>> begin Provided data
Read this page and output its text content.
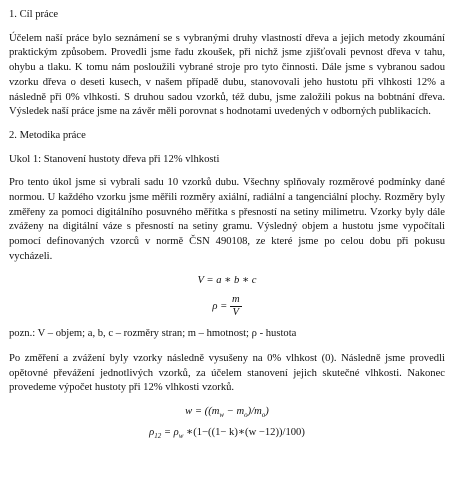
1. Cíl práce
Účelem naší práce bylo seznámení se s vybranými druhy vlastností dřeva a jejich metody zkoumání praktickým způsobem. Provedli jsme řadu zkoušek, při nichž jsme zjišťovali pevnost dřeva v tahu, ohybu a tlaku. K tomu nám posloužili vybrané stroje pro tyto činnosti. Dále jsme s vybranou sadou vzorku dřeva o deseti kusech, v našem případě dubu, stanovovali jeho hustotu při vlhkosti 12% a následně při 0% vlhkosti. S druhou sadou vzorků, též dubu, jsme založili pokus na bobtnání dřeva. Výsledek naší práce jsme na závěr měli porovnat s hodnotami uvedených v odborných publikacích.
2. Metodika práce
Ukol 1: Stanovení hustoty dřeva při 12% vlhkosti
Pro tento úkol jsme si vybrali sadu 10 vzorků dubu. Všechny splňovaly rozměrové podmínky dané normou. U každého vzorku jsme měřili rozměry axiální, radiální a tangenciální plochy. Rozměry byly změřeny za pomoci digitálního posuvného měřítka s přesností na setiny milimetru. Vzorky byly dále zváženy na digitální váze s přesností na setiny gramu. Výsledný objem a hustotu jsme vypočítali pomocí definovaných vzorců v normě ČSN 490108, ze které jsme po celou dobu při pokusu vycházeli.
V = a ∗ b ∗ c
$\rho = \frac{m}{V}$
pozn.: V – objem; a, b, c – rozměry stran; m – hmotnost; ρ - hustota
Po změření a zvážení byly vzorky následně vysušeny na 0% vlhkost (0). Následně jsme provedli opětovné převážení jednotlivých vzorků, za účelem stanovení jejich skutečné vlhkosti. Nakonec provedeme výpočet hustoty při 12% vlhkosti vzorků.
$w = ((m_w - m_o)/m_o)$
$\rho_{12} = \rho_w$ ∗(1−((1− k)∗(w −12))/100)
>> end Provided data
* [What to produce] Quote the data above in full and without alteration; skip the pictures.

* [Task answer]
Read this page and output its text content.
1. Cíl práce
Účelem naší práce bylo seznámení se s vybranými druhy vlastností dřeva a jejich metody zkoumání praktickým způsobem. Provedli jsme řadu zkoušek, při nichž jsme zjišťovali pevnost dřeva v tahu, ohybu a tlaku. K tomu nám posloužili vybrané stroje pro tyto činnosti. Dále jsme s vybranou sadou vzorku dřeva o deseti kusech, v našem případě dubu, stanovovali jeho hustotu při vlhkosti 12% a následně při 0% vlhkosti. S druhou sadou vzorků, též dubu, jsme založili pokus na bobtnání dřeva. Výsledek naší práce jsme na závěr měli porovnat s hodnotami uvedených v odborných publikacích.
2. Metodika práce
Ukol 1: Stanovení hustoty dřeva při 12% vlhkosti
Pro tento úkol jsme si vybrali sadu 10 vzorků dubu. Všechny splňovaly rozměrové podmínky dané normou. U každého vzorku jsme měřili rozměry axiální, radiální a tangenciální plochy. Rozměry byly změřeny za pomoci digitálního posuvného měřítka s přesností na setiny milimetru. Vzorky byly dále zváženy na digitální váze s přesností na setiny gramu. Výsledný objem a hustotu jsme vypočítali pomocí definovaných vzorců v normě ČSN 490108, ze které jsme po celou dobu při pokusu vycházeli.
V = a ∗ b ∗ c
$\rho = \frac{m}{V}$
pozn.: V – objem; a, b, c – rozměry stran; m – hmotnost; ρ - hustota
Po změření a zvážení byly vzorky následně vysušeny na 0% vlhkost (0). Následně jsme provedli opětovné převážení jednotlivých vzorků, za účelem stanovení jejich skutečné vlhkosti. Nakonec provedeme výpočet hustoty při 12% vlhkosti vzorků.
$w = ((m_w - m_o)/m_o)$
$\rho_{12} = \rho_w$ ∗(1−((1− k)∗(w −12))/100)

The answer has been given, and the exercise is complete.